*Goal*: Among the lines below, list those containing the string "Kutscher".
════════════════
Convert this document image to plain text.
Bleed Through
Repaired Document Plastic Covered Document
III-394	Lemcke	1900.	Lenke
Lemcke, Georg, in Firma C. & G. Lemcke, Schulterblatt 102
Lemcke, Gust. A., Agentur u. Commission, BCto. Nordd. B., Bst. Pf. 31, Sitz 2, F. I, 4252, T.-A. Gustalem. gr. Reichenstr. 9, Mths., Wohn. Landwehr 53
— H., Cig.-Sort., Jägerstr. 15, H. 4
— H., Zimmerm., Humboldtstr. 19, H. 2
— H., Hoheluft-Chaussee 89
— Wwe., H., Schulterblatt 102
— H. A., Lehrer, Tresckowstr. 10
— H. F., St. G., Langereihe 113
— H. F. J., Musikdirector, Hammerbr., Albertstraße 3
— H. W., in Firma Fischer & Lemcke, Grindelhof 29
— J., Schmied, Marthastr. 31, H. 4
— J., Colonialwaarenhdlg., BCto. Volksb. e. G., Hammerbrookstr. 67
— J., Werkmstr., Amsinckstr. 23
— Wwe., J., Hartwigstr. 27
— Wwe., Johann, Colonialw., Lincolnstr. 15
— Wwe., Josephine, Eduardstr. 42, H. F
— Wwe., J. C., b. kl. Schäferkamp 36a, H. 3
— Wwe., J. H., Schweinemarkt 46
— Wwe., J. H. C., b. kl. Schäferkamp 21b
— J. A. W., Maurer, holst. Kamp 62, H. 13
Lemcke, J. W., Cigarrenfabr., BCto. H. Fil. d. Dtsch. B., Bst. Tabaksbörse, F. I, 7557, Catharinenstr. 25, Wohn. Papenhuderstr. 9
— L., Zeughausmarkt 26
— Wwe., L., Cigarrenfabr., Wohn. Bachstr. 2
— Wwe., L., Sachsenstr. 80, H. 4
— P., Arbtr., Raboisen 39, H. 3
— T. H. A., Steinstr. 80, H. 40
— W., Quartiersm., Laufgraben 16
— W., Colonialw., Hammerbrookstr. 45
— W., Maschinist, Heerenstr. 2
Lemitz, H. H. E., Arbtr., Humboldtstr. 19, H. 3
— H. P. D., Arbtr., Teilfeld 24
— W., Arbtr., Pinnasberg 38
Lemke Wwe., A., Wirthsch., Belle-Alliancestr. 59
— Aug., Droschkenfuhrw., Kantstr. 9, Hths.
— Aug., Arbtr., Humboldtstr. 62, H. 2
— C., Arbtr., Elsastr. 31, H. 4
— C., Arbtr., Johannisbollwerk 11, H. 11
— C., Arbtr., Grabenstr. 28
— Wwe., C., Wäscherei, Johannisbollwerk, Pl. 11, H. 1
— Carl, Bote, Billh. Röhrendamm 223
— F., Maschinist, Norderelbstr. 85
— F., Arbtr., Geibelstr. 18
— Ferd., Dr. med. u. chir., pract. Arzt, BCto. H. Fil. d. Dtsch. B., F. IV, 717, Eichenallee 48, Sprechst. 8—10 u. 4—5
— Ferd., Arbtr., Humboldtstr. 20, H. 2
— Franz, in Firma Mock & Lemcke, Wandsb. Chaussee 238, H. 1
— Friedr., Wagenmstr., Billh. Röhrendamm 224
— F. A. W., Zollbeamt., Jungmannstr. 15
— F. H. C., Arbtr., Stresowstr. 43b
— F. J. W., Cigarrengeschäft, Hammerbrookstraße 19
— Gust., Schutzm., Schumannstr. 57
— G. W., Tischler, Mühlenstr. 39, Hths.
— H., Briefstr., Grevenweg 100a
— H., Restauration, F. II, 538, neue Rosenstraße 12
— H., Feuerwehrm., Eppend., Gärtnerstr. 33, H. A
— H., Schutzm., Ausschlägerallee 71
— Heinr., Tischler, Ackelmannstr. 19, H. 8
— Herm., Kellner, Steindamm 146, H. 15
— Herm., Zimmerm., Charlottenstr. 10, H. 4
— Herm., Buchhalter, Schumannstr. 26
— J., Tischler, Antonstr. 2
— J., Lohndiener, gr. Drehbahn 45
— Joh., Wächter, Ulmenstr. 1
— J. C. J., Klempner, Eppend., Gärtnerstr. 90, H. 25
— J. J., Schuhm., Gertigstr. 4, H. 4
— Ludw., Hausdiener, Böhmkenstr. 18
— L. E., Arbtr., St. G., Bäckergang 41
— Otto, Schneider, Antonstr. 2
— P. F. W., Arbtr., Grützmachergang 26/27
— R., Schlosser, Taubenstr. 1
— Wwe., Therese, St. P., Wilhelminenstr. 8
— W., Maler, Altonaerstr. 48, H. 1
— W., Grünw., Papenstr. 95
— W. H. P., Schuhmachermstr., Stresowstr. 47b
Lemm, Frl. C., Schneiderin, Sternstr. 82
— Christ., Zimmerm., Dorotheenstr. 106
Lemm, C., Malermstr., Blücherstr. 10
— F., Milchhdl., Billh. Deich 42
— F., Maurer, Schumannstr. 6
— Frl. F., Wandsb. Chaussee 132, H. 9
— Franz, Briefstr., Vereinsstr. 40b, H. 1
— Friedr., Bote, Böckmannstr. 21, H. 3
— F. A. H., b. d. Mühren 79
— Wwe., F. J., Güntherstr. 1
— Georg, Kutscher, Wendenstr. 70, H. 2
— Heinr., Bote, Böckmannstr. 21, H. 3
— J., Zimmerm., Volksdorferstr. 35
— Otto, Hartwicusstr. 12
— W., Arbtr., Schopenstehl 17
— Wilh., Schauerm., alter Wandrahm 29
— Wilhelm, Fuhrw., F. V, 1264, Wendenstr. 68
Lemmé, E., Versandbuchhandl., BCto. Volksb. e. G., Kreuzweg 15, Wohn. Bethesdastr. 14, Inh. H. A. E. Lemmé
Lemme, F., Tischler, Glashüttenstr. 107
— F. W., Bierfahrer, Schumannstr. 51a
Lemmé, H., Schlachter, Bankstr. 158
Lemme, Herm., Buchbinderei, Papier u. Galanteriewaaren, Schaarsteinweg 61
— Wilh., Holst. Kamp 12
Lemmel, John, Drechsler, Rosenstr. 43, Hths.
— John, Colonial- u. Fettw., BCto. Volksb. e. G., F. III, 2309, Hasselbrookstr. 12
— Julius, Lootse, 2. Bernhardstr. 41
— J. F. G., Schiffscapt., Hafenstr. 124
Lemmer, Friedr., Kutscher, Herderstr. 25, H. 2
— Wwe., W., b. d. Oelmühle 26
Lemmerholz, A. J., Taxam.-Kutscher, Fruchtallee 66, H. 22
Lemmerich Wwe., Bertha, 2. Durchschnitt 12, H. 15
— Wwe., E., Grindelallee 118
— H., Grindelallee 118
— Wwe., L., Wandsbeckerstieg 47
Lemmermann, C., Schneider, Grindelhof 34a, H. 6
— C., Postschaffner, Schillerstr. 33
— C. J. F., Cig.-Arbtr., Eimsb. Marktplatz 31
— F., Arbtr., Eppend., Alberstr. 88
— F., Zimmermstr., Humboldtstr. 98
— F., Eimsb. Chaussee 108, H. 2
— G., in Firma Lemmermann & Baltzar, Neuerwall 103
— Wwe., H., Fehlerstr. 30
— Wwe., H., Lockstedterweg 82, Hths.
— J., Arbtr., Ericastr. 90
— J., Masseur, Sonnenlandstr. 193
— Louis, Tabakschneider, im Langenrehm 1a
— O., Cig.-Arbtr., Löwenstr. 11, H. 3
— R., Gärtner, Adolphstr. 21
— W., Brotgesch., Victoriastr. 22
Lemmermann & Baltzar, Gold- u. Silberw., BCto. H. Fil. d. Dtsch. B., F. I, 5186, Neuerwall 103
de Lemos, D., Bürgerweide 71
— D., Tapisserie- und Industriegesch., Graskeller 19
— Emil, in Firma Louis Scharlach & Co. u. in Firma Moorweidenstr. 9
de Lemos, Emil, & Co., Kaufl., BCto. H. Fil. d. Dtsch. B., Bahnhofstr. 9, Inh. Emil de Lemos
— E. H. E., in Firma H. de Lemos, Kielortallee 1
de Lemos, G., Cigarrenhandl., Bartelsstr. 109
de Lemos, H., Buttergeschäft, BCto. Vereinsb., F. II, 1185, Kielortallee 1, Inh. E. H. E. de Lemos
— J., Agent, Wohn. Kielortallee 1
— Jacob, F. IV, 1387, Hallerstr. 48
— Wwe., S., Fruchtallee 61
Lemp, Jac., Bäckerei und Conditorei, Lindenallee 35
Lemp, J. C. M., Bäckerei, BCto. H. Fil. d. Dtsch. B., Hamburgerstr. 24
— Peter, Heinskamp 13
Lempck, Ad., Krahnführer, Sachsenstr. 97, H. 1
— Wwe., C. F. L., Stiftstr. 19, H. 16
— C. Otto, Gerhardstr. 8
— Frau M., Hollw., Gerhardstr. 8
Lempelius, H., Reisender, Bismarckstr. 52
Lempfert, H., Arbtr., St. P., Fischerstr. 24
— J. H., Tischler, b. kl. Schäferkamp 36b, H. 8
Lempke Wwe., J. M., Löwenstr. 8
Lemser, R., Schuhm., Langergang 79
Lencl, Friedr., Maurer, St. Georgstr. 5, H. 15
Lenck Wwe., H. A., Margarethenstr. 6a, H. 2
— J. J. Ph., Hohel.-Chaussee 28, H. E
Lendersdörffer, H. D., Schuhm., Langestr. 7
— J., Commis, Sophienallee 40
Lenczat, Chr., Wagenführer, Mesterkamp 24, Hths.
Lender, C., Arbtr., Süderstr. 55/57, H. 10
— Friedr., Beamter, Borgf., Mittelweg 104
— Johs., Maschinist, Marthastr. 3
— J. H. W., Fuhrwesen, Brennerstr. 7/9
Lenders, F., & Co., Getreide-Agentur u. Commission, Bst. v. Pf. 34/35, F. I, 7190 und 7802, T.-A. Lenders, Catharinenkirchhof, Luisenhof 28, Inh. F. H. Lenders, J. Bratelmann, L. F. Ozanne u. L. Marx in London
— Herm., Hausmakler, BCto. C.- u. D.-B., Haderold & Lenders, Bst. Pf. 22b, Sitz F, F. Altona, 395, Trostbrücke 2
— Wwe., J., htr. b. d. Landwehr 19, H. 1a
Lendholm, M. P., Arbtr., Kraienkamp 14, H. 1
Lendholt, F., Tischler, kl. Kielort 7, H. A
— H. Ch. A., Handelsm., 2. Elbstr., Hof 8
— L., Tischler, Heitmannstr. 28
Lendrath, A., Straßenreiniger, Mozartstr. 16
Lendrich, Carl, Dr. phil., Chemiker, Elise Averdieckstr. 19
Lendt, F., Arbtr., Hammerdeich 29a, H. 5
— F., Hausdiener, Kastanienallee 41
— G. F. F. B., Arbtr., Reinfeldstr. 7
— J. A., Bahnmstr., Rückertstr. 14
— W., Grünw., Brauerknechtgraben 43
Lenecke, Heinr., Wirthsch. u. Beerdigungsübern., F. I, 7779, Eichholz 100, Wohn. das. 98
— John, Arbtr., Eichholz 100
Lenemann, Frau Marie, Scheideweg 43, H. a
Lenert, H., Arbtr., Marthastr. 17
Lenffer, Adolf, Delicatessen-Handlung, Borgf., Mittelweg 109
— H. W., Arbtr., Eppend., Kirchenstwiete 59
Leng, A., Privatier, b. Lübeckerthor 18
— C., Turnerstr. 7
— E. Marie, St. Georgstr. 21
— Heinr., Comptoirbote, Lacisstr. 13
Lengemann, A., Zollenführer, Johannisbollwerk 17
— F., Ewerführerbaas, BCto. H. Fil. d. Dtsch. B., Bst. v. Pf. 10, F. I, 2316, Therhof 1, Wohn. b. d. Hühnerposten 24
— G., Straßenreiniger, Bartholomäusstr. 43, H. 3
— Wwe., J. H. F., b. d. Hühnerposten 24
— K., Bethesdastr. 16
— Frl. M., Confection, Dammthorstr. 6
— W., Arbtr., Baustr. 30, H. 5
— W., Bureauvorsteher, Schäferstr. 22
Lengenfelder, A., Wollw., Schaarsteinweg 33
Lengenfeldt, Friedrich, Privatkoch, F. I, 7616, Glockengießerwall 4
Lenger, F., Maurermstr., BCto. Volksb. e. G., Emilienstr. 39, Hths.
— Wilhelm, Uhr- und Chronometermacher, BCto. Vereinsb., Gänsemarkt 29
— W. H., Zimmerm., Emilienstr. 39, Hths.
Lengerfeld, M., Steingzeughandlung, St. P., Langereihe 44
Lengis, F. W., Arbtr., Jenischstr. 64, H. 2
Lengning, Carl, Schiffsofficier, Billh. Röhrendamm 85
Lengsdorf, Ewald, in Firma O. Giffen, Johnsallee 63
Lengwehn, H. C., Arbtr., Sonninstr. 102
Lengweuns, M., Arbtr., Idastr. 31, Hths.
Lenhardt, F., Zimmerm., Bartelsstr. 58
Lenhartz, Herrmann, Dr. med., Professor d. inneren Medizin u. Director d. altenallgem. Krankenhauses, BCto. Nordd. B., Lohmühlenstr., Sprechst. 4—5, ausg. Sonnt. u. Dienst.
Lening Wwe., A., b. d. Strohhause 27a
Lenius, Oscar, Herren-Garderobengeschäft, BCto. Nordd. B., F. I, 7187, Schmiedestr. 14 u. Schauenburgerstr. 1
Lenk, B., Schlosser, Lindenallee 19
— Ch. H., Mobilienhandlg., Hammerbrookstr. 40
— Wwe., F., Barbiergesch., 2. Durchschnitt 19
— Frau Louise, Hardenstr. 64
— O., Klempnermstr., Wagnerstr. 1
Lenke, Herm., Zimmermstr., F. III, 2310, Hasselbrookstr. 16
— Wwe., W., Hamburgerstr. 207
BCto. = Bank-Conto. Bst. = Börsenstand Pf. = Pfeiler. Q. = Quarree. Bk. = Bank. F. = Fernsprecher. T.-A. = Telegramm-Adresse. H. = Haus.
════════════════
*Result for this task*:
— Georg, Kutscher, Wendenstr. 70, H. 2
Lemmer, Friedr., Kutscher, Herderstr. 25, H. 2
Lemmerholz, A. J., Taxam.-Kutscher, Fruchtallee 66, H. 22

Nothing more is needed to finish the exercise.